Directions for this task >> Copy every line of the listing exactly.

[Data records]
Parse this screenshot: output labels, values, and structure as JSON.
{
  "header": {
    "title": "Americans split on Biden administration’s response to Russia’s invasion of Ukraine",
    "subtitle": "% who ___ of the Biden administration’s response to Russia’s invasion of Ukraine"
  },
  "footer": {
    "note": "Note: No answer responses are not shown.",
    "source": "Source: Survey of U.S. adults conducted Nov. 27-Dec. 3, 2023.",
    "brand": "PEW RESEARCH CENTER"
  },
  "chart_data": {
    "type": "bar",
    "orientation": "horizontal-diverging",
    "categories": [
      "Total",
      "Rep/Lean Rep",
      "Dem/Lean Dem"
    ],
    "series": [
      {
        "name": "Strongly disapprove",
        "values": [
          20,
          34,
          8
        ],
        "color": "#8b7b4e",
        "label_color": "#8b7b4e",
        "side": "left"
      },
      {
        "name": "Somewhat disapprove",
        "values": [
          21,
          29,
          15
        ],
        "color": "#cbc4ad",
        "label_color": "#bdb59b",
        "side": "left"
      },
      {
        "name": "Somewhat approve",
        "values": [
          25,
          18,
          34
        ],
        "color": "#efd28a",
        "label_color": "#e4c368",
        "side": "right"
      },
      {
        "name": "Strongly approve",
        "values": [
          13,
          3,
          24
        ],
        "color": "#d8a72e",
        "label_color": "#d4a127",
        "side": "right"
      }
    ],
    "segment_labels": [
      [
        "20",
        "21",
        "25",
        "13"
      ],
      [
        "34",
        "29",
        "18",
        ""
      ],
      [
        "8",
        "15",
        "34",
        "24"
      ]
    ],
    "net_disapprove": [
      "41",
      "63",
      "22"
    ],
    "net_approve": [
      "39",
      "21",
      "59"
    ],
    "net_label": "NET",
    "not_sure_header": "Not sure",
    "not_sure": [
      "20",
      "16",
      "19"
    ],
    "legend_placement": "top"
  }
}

Correct response >>
Parse this screenshot: output labels, values, and structure as JSON.
{
  "header": {
    "title": "Americans split on Biden administration’s response to Russia’s invasion of Ukraine",
    "subtitle": "% who ___ of the Biden administration’s response to Russia’s invasion of Ukraine"
  },
  "footer": {
    "note": "Note: No answer responses are not shown.",
    "source": "Source: Survey of U.S. adults conducted Nov. 27-Dec. 3, 2023.",
    "brand": "PEW RESEARCH CENTER"
  },
  "chart_data": {
    "type": "bar",
    "orientation": "horizontal-diverging",
    "categories": [
      "Total",
      "Rep/Lean Rep",
      "Dem/Lean Dem"
    ],
    "series": [
      {
        "name": "Strongly disapprove",
        "values": [
          20,
          34,
          8
        ],
        "color": "#8b7b4e",
        "label_color": "#8b7b4e",
        "side": "left"
      },
      {
        "name": "Somewhat disapprove",
        "values": [
          21,
          29,
          15
        ],
        "color": "#cbc4ad",
        "label_color": "#bdb59b",
        "side": "left"
      },
      {
        "name": "Somewhat approve",
        "values": [
          25,
          18,
          34
        ],
        "color": "#efd28a",
        "label_color": "#e4c368",
        "side": "right"
      },
      {
        "name": "Strongly approve",
        "values": [
          13,
          3,
          24
        ],
        "color": "#d8a72e",
        "label_color": "#d4a127",
        "side": "right"
      }
    ],
    "segment_labels": [
      [
        "20",
        "21",
        "25",
        "13"
      ],
      [
        "34",
        "29",
        "18",
        ""
      ],
      [
        "8",
        "15",
        "34",
        "24"
      ]
    ],
    "net_disapprove": [
      "41",
      "63",
      "22"
    ],
    "net_approve": [
      "39",
      "21",
      "59"
    ],
    "net_label": "NET",
    "not_sure_header": "Not sure",
    "not_sure": [
      "20",
      "16",
      "19"
    ],
    "legend_placement": "top"
  }
}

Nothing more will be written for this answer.